:: Raw records ::

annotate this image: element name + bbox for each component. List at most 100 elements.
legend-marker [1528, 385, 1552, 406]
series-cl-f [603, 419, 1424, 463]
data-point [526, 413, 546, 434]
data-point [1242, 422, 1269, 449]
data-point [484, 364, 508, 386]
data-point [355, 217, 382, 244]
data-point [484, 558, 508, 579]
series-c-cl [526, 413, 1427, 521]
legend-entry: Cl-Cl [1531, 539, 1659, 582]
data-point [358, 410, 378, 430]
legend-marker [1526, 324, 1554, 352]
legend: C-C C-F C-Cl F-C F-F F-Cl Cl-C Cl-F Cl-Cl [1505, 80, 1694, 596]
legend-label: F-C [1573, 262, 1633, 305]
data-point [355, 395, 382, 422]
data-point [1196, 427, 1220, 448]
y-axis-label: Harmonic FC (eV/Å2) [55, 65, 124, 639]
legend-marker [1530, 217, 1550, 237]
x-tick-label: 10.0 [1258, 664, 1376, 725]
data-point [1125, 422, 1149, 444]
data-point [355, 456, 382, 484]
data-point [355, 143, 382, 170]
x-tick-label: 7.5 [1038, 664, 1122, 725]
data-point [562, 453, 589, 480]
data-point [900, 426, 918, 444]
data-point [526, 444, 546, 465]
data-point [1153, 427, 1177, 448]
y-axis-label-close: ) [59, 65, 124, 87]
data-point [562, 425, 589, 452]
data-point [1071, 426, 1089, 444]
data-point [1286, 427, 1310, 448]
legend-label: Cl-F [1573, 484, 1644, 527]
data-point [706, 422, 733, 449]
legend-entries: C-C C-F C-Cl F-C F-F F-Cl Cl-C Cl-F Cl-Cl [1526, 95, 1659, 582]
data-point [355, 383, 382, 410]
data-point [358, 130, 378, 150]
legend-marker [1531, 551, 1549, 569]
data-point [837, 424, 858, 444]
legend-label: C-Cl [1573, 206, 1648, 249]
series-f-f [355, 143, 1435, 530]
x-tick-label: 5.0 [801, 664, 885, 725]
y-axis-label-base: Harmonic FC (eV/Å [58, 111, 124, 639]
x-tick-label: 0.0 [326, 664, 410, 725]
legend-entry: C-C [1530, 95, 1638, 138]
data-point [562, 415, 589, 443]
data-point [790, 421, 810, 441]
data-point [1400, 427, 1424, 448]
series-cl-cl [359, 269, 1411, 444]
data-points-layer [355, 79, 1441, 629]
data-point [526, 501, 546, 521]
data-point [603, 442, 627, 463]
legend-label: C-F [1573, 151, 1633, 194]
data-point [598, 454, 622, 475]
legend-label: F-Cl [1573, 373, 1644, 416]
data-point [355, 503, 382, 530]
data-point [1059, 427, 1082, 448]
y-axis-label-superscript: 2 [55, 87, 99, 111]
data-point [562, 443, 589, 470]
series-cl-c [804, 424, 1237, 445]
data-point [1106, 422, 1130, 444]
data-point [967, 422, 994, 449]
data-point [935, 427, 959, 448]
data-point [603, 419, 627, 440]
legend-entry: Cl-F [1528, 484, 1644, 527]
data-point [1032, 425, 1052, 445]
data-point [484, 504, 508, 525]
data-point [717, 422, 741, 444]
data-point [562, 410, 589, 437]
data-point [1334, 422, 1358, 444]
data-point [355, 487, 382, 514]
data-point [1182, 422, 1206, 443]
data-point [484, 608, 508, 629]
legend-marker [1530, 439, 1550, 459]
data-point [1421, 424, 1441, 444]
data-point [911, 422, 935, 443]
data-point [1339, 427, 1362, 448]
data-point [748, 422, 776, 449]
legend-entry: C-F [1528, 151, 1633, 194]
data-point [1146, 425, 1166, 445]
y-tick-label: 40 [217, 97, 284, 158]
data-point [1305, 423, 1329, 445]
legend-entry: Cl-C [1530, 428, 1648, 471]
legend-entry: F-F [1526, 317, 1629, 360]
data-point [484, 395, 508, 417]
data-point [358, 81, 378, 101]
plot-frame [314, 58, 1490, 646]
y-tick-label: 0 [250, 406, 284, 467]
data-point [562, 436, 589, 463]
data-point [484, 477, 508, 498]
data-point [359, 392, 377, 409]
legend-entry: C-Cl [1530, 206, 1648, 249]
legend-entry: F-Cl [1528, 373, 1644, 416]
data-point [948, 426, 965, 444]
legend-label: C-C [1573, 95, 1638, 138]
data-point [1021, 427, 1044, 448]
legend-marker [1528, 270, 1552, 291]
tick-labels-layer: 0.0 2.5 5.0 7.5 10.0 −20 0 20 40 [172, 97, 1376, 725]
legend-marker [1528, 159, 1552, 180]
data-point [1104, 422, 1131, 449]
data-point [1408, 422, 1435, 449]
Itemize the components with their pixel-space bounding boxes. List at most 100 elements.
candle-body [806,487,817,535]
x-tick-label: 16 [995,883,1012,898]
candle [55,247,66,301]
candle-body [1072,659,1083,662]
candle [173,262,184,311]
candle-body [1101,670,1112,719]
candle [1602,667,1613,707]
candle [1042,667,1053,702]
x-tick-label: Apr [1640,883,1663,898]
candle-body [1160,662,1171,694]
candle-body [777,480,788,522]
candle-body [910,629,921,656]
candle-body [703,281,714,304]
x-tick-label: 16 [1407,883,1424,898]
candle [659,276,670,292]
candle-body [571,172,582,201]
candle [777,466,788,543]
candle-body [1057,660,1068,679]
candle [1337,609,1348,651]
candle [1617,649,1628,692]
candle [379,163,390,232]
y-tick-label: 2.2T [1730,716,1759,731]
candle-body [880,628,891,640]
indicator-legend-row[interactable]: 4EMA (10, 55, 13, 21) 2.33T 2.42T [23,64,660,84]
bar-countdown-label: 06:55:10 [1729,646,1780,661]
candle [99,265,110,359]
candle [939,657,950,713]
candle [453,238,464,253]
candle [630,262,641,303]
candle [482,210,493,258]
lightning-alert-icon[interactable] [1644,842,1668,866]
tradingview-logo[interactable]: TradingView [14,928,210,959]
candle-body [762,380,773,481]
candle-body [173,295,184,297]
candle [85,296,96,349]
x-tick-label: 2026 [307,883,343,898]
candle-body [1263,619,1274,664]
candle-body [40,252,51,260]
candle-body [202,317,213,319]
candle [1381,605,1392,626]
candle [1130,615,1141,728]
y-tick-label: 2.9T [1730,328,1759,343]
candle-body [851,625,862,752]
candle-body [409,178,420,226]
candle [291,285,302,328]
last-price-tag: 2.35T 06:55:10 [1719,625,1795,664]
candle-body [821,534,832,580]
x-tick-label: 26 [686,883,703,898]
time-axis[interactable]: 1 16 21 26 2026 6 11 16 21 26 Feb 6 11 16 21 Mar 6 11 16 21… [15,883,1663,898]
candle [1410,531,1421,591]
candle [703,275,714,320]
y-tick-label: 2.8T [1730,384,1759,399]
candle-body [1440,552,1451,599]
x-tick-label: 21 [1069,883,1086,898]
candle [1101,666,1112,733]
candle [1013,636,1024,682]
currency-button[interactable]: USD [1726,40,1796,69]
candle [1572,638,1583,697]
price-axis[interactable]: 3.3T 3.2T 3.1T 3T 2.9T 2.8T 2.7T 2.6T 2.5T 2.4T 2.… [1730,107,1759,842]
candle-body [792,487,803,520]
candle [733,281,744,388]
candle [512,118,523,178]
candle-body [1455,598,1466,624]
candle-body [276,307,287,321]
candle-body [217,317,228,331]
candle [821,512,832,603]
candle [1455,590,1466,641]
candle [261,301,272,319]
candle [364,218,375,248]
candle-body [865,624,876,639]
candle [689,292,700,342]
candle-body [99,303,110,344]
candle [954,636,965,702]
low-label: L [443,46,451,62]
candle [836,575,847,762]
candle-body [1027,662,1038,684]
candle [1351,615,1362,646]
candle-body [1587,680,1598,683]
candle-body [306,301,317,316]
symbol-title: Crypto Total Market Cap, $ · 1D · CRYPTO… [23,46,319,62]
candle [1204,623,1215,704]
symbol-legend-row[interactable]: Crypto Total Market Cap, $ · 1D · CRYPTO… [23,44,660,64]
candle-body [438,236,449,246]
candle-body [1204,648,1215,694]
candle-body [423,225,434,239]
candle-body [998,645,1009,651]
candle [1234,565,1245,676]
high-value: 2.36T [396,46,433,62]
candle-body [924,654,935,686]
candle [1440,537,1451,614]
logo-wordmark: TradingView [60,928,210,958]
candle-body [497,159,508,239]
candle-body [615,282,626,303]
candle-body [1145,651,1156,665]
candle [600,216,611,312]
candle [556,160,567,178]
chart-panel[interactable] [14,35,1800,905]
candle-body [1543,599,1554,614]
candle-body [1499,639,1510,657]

:::

Problem: Pick out each line in the records above that contains the word "price" and copy those lines.

Written response:
last-price-tag: 2.35T 06:55:10 [1719,625,1795,664]
price-axis[interactable]: 3.3T 3.2T 3.1T 3T 2.9T 2.8T 2.7T 2.6T 2.5T 2.4T 2.… [1730,107,1759,842]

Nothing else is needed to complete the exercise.